(OBJECTIVE)
Among the lines below, how many carry the string "Harry"? Reply with a number and nothing else.

(DATA SUPPLIED)
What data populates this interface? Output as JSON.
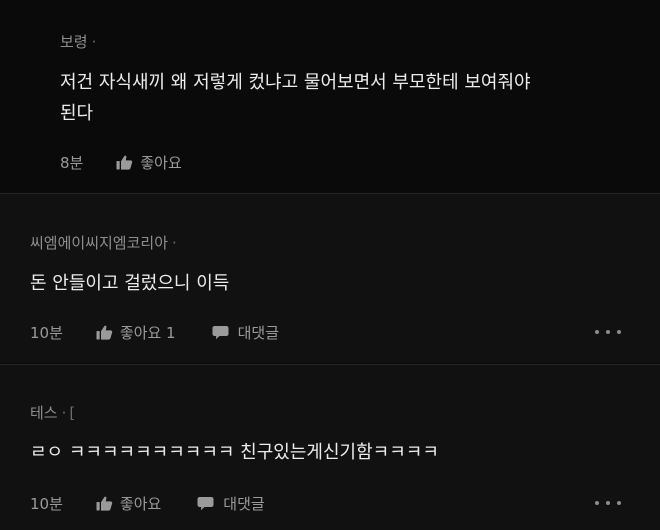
{
  "comments": [
    {
      "author": "보령",
      "separator": "·",
      "text_line1": "저건 자식새끼 왜 저렇게 컸냐고 물어보면서 부모한테 보여줘야",
      "text_line2": "된다",
      "time": "8분",
      "like_label": "좋아요",
      "like_icon": "thumbs-up-icon"
    },
    {
      "author": "씨엠에이씨지엠코리아",
      "separator": "·",
      "text_line1": "돈 안들이고 걸렀으니 이득",
      "time": "10분",
      "like_label": "좋아요 1",
      "like_icon": "thumbs-up-icon",
      "reply_label": "대댓글",
      "reply_icon": "speech-bubble-icon",
      "more_icon": "more-dots-icon"
    },
    {
      "author": "테스",
      "separator": "·",
      "author_suffix": "[",
      "text_line1": "ㄹㅇ ㅋㅋㅋㅋㅋㅋㅋㅋㅋㅋ 친구있는게신기함ㅋㅋㅋㅋ",
      "time": "10분",
      "like_label": "좋아요",
      "like_icon": "thumbs-up-icon",
      "reply_label": "대댓글",
      "reply_icon": "speech-bubble-icon",
      "more_icon": "more-dots-icon"
    }
  ],
  "colors": {
    "background": "#0a0a0a",
    "panel": "#111111",
    "text": "#ececec",
    "muted": "#9a9a9a"
  }
}
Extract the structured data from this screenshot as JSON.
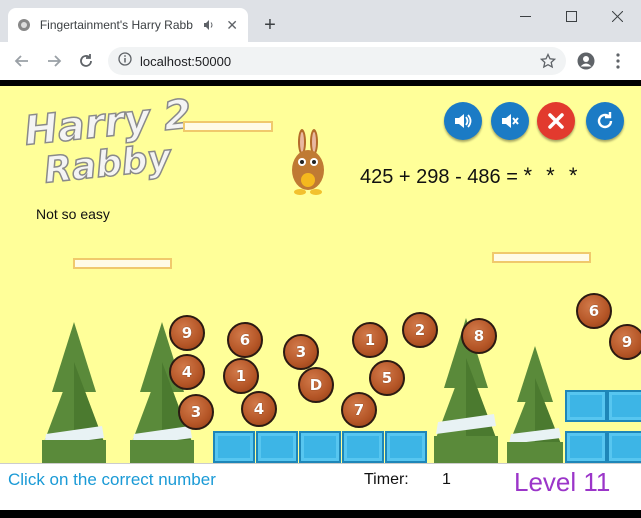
{
  "browser": {
    "tab_title": "Fingertainment's Harry Rabb",
    "url": "localhost:50000",
    "colors": {
      "chrome_bg": "#dee1e6",
      "toolbar_bg": "#ffffff"
    }
  },
  "game": {
    "logo_line1": "Harry 2",
    "logo_line2": "Rabby",
    "difficulty": "Not so easy",
    "equation": "425 + 298 - 486 =",
    "answer_placeholder": "* * *",
    "balls": [
      "9",
      "6",
      "4",
      "1",
      "3",
      "3",
      "1",
      "2",
      "8",
      "D",
      "5",
      "4",
      "7",
      "6",
      "9"
    ],
    "controls": [
      "sound-on",
      "mute",
      "close",
      "restart"
    ],
    "colors": {
      "background": "#ffff99",
      "ball": "#b45526",
      "block": "#3db5e6",
      "tree": "#5a8a3a"
    }
  },
  "status_bar": {
    "instruction": "Click on the correct number",
    "timer_label": "Timer:",
    "timer_value": "1",
    "level": "Level 11"
  }
}
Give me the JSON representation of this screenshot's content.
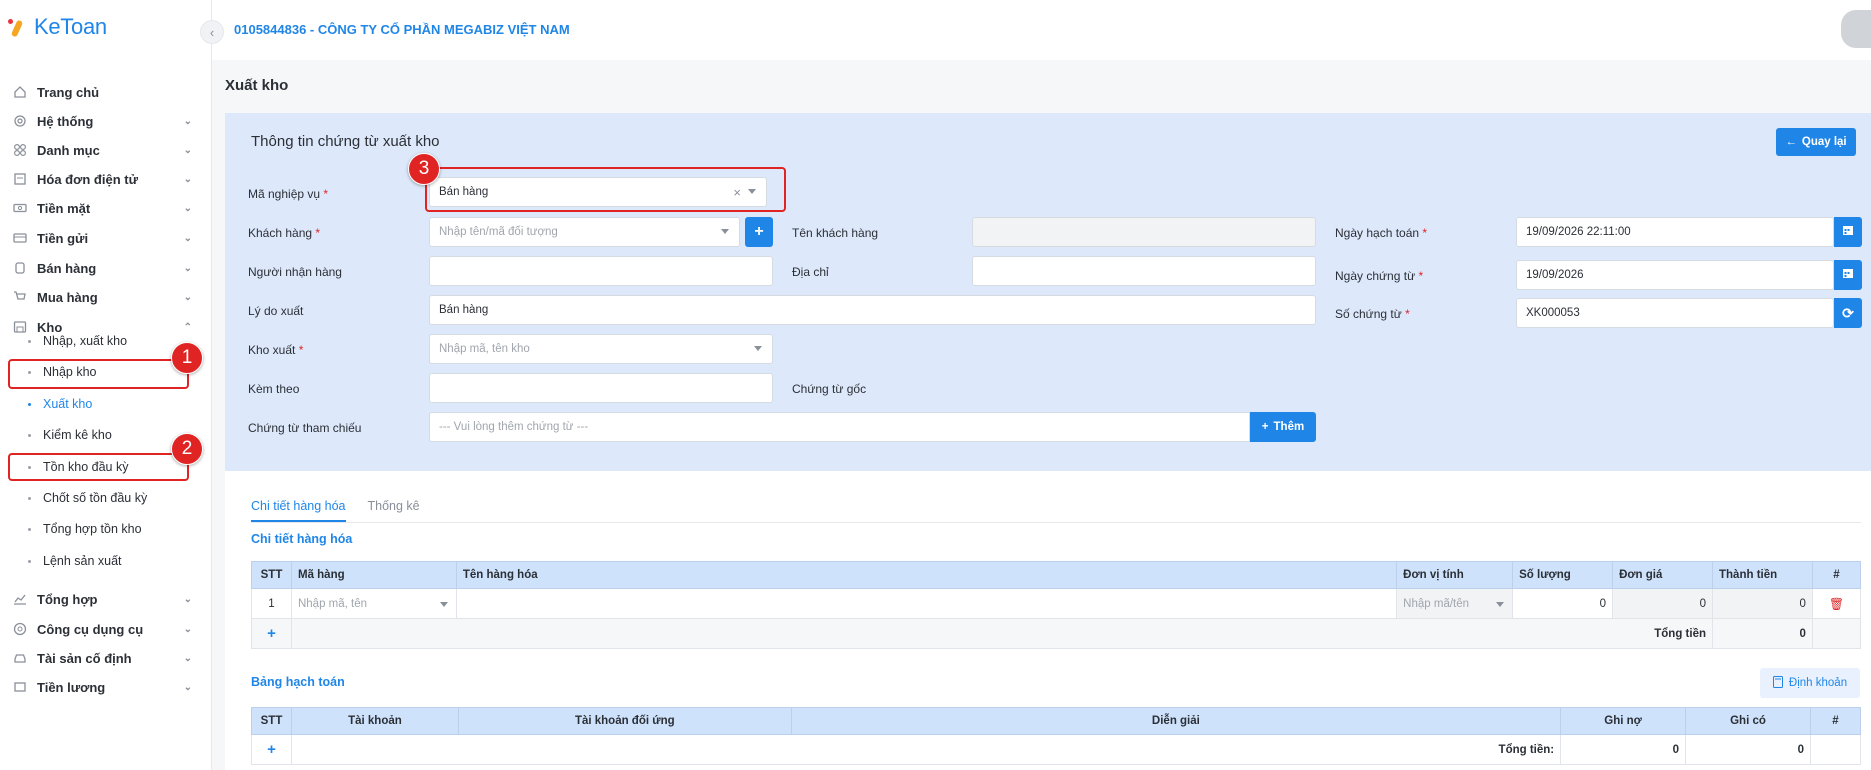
{
  "app": {
    "logo_text": "KeToan"
  },
  "header": {
    "company": "0105844836 - CÔNG TY CỔ PHẦN MEGABIZ VIỆT NAM"
  },
  "sidebar": {
    "items": [
      {
        "label": "Trang chủ",
        "icon": "home-icon"
      },
      {
        "label": "Hệ thống",
        "icon": "gear-icon"
      },
      {
        "label": "Danh mục",
        "icon": "grid-icon"
      },
      {
        "label": "Hóa đơn điện tử",
        "icon": "invoice-icon"
      },
      {
        "label": "Tiền mặt",
        "icon": "cash-icon"
      },
      {
        "label": "Tiền gửi",
        "icon": "bank-icon"
      },
      {
        "label": "Bán hàng",
        "icon": "sales-icon"
      },
      {
        "label": "Mua hàng",
        "icon": "cart-icon"
      },
      {
        "label": "Kho",
        "icon": "warehouse-icon"
      },
      {
        "label": "Tổng hợp",
        "icon": "chart-icon"
      },
      {
        "label": "Công cụ dụng cụ",
        "icon": "tools-icon"
      },
      {
        "label": "Tài sản cố định",
        "icon": "car-icon"
      },
      {
        "label": "Tiền lương",
        "icon": "salary-icon"
      }
    ],
    "kho_sub": [
      "Nhập, xuất kho",
      "Nhập kho",
      "Xuất kho",
      "Kiểm kê kho",
      "Tồn kho đầu kỳ",
      "Chốt số tồn đầu kỳ",
      "Tổng hợp tồn kho",
      "Lệnh sản xuất"
    ],
    "active_sub": "Xuất kho"
  },
  "annotations": [
    "1",
    "2",
    "3"
  ],
  "page": {
    "title": "Xuất kho"
  },
  "form": {
    "title": "Thông tin chứng từ xuất kho",
    "back_label": "Quay lại",
    "ma_nghiep_vu": {
      "label": "Mã nghiệp vụ",
      "value": "Bán hàng"
    },
    "khach_hang": {
      "label": "Khách hàng",
      "placeholder": "Nhập tên/mã đối tượng"
    },
    "ten_khach_hang": {
      "label": "Tên khách hàng",
      "value": ""
    },
    "nguoi_nhan_hang": {
      "label": "Người nhận hàng",
      "value": ""
    },
    "dia_chi": {
      "label": "Địa chỉ",
      "value": ""
    },
    "ly_do_xuat": {
      "label": "Lý do xuất",
      "value": "Bán hàng"
    },
    "kho_xuat": {
      "label": "Kho xuất",
      "placeholder": "Nhập mã, tên kho"
    },
    "kem_theo": {
      "label": "Kèm theo",
      "value": ""
    },
    "chung_tu_goc": {
      "label": "Chứng từ gốc"
    },
    "chung_tu_tham_chieu": {
      "label": "Chứng từ tham chiếu",
      "placeholder": "--- Vui lòng thêm chứng từ ---",
      "add_label": "Thêm"
    },
    "ngay_hach_toan": {
      "label": "Ngày hạch toán",
      "value": "19/09/2026 22:11:00"
    },
    "ngay_chung_tu": {
      "label": "Ngày chứng từ",
      "value": "19/09/2026"
    },
    "so_chung_tu": {
      "label": "Số chứng từ",
      "value": "XK000053"
    }
  },
  "detail": {
    "tabs": [
      "Chi tiết hàng hóa",
      "Thống kê"
    ],
    "goods_title": "Chi tiết hàng hóa",
    "goods_headers": [
      "STT",
      "Mã hàng",
      "Tên hàng hóa",
      "Đơn vị tính",
      "Số lượng",
      "Đơn giá",
      "Thành tiền",
      "#"
    ],
    "goods_row": {
      "stt": "1",
      "ma_hang_ph": "Nhập mã, tên",
      "dvt_ph": "Nhập mã/tên",
      "so_luong": "0",
      "don_gia": "0",
      "thanh_tien": "0"
    },
    "goods_total_label": "Tổng tiền",
    "goods_total": "0",
    "acct_title": "Bảng hạch toán",
    "dinh_khoan_label": "Định khoản",
    "acct_headers": [
      "STT",
      "Tài khoản",
      "Tài khoản đối ứng",
      "Diễn giải",
      "Ghi nợ",
      "Ghi có",
      "#"
    ],
    "acct_total_label": "Tổng tiền:",
    "acct_no": "0",
    "acct_co": "0"
  }
}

(SOLUTION TO THE PROBLEM)
2